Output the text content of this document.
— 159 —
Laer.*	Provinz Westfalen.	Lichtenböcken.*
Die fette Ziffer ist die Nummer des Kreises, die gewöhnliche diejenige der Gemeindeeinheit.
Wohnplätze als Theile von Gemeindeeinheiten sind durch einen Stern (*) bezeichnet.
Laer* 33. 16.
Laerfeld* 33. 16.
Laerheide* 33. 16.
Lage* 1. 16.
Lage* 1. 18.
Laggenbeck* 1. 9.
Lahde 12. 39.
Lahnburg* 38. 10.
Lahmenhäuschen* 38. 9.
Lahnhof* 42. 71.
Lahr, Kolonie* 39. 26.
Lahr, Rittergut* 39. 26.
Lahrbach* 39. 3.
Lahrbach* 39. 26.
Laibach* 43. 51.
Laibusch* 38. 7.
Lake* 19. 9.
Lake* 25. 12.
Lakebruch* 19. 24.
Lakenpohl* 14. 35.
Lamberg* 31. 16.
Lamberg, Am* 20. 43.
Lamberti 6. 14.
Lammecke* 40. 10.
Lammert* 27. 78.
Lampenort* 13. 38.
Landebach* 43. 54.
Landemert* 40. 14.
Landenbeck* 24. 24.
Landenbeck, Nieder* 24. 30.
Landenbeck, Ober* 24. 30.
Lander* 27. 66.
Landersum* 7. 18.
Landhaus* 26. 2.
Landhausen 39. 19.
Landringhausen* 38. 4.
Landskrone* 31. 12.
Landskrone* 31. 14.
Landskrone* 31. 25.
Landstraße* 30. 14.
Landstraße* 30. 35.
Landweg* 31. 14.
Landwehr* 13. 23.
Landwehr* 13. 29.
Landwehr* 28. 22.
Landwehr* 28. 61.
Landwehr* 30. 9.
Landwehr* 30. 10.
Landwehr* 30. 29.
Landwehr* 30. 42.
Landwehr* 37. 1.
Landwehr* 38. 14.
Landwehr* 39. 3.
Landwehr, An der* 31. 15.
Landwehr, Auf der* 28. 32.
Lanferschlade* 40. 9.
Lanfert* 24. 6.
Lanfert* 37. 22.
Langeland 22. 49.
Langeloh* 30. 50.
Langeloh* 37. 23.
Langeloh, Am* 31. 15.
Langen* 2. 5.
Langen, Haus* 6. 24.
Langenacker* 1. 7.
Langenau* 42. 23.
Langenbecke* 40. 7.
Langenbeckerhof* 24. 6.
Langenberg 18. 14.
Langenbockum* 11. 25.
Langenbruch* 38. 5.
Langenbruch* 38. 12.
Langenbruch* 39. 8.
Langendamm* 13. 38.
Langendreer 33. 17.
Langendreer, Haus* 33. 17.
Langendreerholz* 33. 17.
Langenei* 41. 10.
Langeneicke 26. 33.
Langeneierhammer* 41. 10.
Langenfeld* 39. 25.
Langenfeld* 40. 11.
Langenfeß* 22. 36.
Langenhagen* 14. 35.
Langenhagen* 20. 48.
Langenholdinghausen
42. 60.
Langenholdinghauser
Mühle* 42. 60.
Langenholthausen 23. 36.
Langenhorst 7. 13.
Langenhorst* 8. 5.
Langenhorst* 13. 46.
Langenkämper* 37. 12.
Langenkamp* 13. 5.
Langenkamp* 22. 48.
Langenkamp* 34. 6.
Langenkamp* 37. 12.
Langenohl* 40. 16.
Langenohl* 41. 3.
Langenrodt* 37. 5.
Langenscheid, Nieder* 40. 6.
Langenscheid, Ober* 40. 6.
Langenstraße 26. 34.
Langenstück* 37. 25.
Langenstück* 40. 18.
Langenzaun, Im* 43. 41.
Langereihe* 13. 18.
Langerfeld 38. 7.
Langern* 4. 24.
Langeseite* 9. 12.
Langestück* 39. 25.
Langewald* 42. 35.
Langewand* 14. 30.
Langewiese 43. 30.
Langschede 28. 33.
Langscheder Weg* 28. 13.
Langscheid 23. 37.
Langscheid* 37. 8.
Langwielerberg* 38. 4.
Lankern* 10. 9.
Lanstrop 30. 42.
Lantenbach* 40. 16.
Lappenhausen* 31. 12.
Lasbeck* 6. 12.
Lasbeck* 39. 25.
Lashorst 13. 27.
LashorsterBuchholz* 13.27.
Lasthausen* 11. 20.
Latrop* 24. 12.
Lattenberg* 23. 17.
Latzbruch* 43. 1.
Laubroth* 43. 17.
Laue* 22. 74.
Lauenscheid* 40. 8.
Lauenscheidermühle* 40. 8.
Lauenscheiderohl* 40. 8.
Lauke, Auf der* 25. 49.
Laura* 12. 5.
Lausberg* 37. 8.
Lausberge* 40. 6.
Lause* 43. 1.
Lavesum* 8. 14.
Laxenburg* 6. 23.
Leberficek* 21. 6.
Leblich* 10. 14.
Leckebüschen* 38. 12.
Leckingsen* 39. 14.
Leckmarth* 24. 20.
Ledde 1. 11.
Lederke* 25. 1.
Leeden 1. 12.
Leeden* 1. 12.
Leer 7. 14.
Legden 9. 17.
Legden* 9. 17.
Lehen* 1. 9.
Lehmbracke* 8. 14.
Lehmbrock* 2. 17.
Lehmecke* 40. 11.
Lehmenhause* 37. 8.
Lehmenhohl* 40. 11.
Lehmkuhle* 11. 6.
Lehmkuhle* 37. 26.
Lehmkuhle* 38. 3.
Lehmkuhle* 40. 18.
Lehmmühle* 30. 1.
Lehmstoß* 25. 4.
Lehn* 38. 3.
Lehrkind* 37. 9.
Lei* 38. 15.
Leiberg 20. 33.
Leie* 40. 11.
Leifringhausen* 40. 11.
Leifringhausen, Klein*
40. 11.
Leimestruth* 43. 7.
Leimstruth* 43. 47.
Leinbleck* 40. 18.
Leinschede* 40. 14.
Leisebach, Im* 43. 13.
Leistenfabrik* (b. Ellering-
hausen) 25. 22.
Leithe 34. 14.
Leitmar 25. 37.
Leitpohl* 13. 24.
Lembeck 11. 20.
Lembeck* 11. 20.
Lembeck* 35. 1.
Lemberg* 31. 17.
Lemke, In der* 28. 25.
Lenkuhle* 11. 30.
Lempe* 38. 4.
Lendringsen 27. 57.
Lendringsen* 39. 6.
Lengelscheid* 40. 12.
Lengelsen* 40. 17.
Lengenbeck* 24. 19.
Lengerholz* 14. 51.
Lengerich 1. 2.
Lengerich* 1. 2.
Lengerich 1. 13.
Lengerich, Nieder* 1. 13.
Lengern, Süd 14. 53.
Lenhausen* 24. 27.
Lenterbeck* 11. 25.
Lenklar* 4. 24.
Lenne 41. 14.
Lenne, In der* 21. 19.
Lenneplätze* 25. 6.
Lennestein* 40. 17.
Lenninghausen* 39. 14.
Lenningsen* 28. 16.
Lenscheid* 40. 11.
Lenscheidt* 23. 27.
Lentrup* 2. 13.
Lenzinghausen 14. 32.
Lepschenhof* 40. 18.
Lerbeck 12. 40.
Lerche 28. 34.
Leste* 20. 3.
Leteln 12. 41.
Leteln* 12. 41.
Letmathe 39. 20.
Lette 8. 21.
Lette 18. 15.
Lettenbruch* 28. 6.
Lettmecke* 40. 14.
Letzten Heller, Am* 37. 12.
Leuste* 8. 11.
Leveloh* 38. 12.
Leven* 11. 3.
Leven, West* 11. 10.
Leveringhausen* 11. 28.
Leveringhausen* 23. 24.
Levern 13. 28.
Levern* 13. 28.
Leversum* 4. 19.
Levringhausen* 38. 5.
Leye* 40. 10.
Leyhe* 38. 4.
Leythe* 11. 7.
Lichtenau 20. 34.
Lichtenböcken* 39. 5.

> What to produce:
Using the data above, print every record exactly as shown.

> Result of this exercise:
Output the text content of this document.
— 159 —
Laer.*	Provinz Westfalen.	Lichtenböcken.*
Die fette Ziffer ist die Nummer des Kreises, die gewöhnliche diejenige der Gemeindeeinheit.
Wohnplätze als Theile von Gemeindeeinheiten sind durch einen Stern (*) bezeichnet.
Laer* 33. 16.
Laerfeld* 33. 16.
Laerheide* 33. 16.
Lage* 1. 16.
Lage* 1. 18.
Laggenbeck* 1. 9.
Lahde 12. 39.
Lahnburg* 38. 10.
Lahmenhäuschen* 38. 9.
Lahnhof* 42. 71.
Lahr, Kolonie* 39. 26.
Lahr, Rittergut* 39. 26.
Lahrbach* 39. 3.
Lahrbach* 39. 26.
Laibach* 43. 51.
Laibusch* 38. 7.
Lake* 19. 9.
Lake* 25. 12.
Lakebruch* 19. 24.
Lakenpohl* 14. 35.
Lamberg* 31. 16.
Lamberg, Am* 20. 43.
Lamberti 6. 14.
Lammecke* 40. 10.
Lammert* 27. 78.
Lampenort* 13. 38.
Landebach* 43. 54.
Landemert* 40. 14.
Landenbeck* 24. 24.
Landenbeck, Nieder* 24. 30.
Landenbeck, Ober* 24. 30.
Lander* 27. 66.
Landersum* 7. 18.
Landhaus* 26. 2.
Landhausen 39. 19.
Landringhausen* 38. 4.
Landskrone* 31. 12.
Landskrone* 31. 14.
Landskrone* 31. 25.
Landstraße* 30. 14.
Landstraße* 30. 35.
Landweg* 31. 14.
Landwehr* 13. 23.
Landwehr* 13. 29.
Landwehr* 28. 22.
Landwehr* 28. 61.
Landwehr* 30. 9.
Landwehr* 30. 10.
Landwehr* 30. 29.
Landwehr* 30. 42.
Landwehr* 37. 1.
Landwehr* 38. 14.
Landwehr* 39. 3.
Landwehr, An der* 31. 15.
Landwehr, Auf der* 28. 32.
Lanferschlade* 40. 9.
Lanfert* 24. 6.
Lanfert* 37. 22.
Langeland 22. 49.
Langeloh* 30. 50.
Langeloh* 37. 23.
Langeloh, Am* 31. 15.
Langen* 2. 5.
Langen, Haus* 6. 24.
Langenacker* 1. 7.
Langenau* 42. 23.
Langenbecke* 40. 7.
Langenbeckerhof* 24. 6.
Langenberg 18. 14.
Langenbockum* 11. 25.
Langenbruch* 38. 5.
Langenbruch* 38. 12.
Langenbruch* 39. 8.
Langendamm* 13. 38.
Langendreer 33. 17.
Langendreer, Haus* 33. 17.
Langendreerholz* 33. 17.
Langenei* 41. 10.
Langeneicke 26. 33.
Langeneierhammer* 41. 10.
Langenfeld* 39. 25.
Langenfeld* 40. 11.
Langenfeß* 22. 36.
Langenhagen* 14. 35.
Langenhagen* 20. 48.
Langenholdinghausen
42. 60.
Langenholdinghauser
Mühle* 42. 60.
Langenholthausen 23. 36.
Langenhorst 7. 13.
Langenhorst* 8. 5.
Langenhorst* 13. 46.
Langenkämper* 37. 12.
Langenkamp* 13. 5.
Langenkamp* 22. 48.
Langenkamp* 34. 6.
Langenkamp* 37. 12.
Langenohl* 40. 16.
Langenohl* 41. 3.
Langenrodt* 37. 5.
Langenscheid, Nieder* 40. 6.
Langenscheid, Ober* 40. 6.
Langenstraße 26. 34.
Langenstück* 37. 25.
Langenstück* 40. 18.
Langenzaun, Im* 43. 41.
Langereihe* 13. 18.
Langerfeld 38. 7.
Langern* 4. 24.
Langeseite* 9. 12.
Langestück* 39. 25.
Langewald* 42. 35.
Langewand* 14. 30.
Langewiese 43. 30.
Langschede 28. 33.
Langscheder Weg* 28. 13.
Langscheid 23. 37.
Langscheid* 37. 8.
Langwielerberg* 38. 4.
Lankern* 10. 9.
Lanstrop 30. 42.
Lantenbach* 40. 16.
Lappenhausen* 31. 12.
Lasbeck* 6. 12.
Lasbeck* 39. 25.
Lashorst 13. 27.
LashorsterBuchholz* 13.27.
Lasthausen* 11. 20.
Latrop* 24. 12.
Lattenberg* 23. 17.
Latzbruch* 43. 1.
Laubroth* 43. 17.
Laue* 22. 74.
Lauenscheid* 40. 8.
Lauenscheidermühle* 40. 8.
Lauenscheiderohl* 40. 8.
Lauke, Auf der* 25. 49.
Laura* 12. 5.
Lausberg* 37. 8.
Lausberge* 40. 6.
Lause* 43. 1.
Lavesum* 8. 14.
Laxenburg* 6. 23.
Leberficek* 21. 6.
Leblich* 10. 14.
Leckebüschen* 38. 12.
Leckingsen* 39. 14.
Leckmarth* 24. 20.
Ledde 1. 11.
Lederke* 25. 1.
Leeden 1. 12.
Leeden* 1. 12.
Leer 7. 14.
Legden 9. 17.
Legden* 9. 17.
Lehen* 1. 9.
Lehmbracke* 8. 14.
Lehmbrock* 2. 17.
Lehmecke* 40. 11.
Lehmenhause* 37. 8.
Lehmenhohl* 40. 11.
Lehmkuhle* 11. 6.
Lehmkuhle* 37. 26.
Lehmkuhle* 38. 3.
Lehmkuhle* 40. 18.
Lehmmühle* 30. 1.
Lehmstoß* 25. 4.
Lehn* 38. 3.
Lehrkind* 37. 9.
Lei* 38. 15.
Leiberg 20. 33.
Leie* 40. 11.
Leifringhausen* 40. 11.
Leifringhausen, Klein*
40. 11.
Leimestruth* 43. 7.
Leimstruth* 43. 47.
Leinbleck* 40. 18.
Leinschede* 40. 14.
Leisebach, Im* 43. 13.
Leistenfabrik* (b. Ellering-
hausen) 25. 22.
Leithe 34. 14.
Leitmar 25. 37.
Leitpohl* 13. 24.
Lembeck 11. 20.
Lembeck* 11. 20.
Lembeck* 35. 1.
Lemberg* 31. 17.
Lemke, In der* 28. 25.
Lenkuhle* 11. 30.
Lempe* 38. 4.
Lendringsen 27. 57.
Lendringsen* 39. 6.
Lengelscheid* 40. 12.
Lengelsen* 40. 17.
Lengenbeck* 24. 19.
Lengerholz* 14. 51.
Lengerich 1. 2.
Lengerich* 1. 2.
Lengerich 1. 13.
Lengerich, Nieder* 1. 13.
Lengern, Süd 14. 53.
Lenhausen* 24. 27.
Lenterbeck* 11. 25.
Lenklar* 4. 24.
Lenne 41. 14.
Lenne, In der* 21. 19.
Lenneplätze* 25. 6.
Lennestein* 40. 17.
Lenninghausen* 39. 14.
Lenningsen* 28. 16.
Lenscheid* 40. 11.
Lenscheidt* 23. 27.
Lentrup* 2. 13.
Lenzinghausen 14. 32.
Lepschenhof* 40. 18.
Lerbeck 12. 40.
Lerche 28. 34.
Leste* 20. 3.
Leteln 12. 41.
Leteln* 12. 41.
Letmathe 39. 20.
Lette 8. 21.
Lette 18. 15.
Lettenbruch* 28. 6.
Lettmecke* 40. 14.
Letzten Heller, Am* 37. 12.
Leuste* 8. 11.
Leveloh* 38. 12.
Leven* 11. 3.
Leven, West* 11. 10.
Leveringhausen* 11. 28.
Leveringhausen* 23. 24.
Levern 13. 28.
Levern* 13. 28.
Leversum* 4. 19.
Levringhausen* 38. 5.
Leye* 40. 10.
Leyhe* 38. 4.
Leythe* 11. 7.
Lichtenau 20. 34.
Lichtenböcken* 39. 5.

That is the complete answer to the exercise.